(begin)

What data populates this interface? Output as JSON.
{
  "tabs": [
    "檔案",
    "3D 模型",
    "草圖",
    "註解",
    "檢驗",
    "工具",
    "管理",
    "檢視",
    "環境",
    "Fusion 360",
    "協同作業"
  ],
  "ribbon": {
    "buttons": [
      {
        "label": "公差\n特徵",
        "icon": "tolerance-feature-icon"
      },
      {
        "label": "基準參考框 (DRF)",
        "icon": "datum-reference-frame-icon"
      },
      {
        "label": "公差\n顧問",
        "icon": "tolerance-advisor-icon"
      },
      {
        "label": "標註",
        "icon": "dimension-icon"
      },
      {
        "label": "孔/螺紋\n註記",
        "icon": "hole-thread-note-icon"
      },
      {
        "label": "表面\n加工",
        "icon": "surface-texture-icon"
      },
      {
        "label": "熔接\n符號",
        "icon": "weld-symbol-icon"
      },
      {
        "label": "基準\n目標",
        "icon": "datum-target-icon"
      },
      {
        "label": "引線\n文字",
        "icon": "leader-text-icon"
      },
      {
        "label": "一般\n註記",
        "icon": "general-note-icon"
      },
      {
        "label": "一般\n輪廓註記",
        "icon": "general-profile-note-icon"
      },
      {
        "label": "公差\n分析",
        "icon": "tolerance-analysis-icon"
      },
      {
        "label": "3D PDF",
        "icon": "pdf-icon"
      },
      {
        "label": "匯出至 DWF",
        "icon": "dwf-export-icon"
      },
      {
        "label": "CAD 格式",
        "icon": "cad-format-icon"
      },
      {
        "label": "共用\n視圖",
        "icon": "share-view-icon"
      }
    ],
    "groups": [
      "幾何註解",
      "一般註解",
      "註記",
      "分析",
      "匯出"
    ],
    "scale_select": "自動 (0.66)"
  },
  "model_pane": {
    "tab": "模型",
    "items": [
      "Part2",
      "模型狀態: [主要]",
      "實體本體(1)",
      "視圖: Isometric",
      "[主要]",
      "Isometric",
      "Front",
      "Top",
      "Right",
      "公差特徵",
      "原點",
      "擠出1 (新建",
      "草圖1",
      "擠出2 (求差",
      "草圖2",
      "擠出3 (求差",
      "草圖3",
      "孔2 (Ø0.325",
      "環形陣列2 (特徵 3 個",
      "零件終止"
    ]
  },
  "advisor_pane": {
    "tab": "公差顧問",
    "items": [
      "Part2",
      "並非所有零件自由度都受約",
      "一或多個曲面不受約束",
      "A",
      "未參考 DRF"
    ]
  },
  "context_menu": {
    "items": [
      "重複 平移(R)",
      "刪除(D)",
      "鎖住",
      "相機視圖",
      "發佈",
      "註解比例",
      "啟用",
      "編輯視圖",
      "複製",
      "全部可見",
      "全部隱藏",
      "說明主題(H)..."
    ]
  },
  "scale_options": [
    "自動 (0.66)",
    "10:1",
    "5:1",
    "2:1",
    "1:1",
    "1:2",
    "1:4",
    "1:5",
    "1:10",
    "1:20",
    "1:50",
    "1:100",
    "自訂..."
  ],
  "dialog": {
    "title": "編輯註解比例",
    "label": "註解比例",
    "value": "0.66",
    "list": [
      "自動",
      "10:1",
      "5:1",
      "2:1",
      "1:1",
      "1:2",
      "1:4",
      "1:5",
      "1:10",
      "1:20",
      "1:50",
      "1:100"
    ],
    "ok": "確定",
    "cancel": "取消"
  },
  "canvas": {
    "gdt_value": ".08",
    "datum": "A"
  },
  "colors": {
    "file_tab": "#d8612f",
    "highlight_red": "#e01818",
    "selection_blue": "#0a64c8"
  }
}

(end)

Prompt
Search the listing for the word "note". Copy every line in which it occurs.

Output of the exercise
        "icon": "hole-thread-note-icon"
        "icon": "general-note-icon"
        "icon": "general-profile-note-icon"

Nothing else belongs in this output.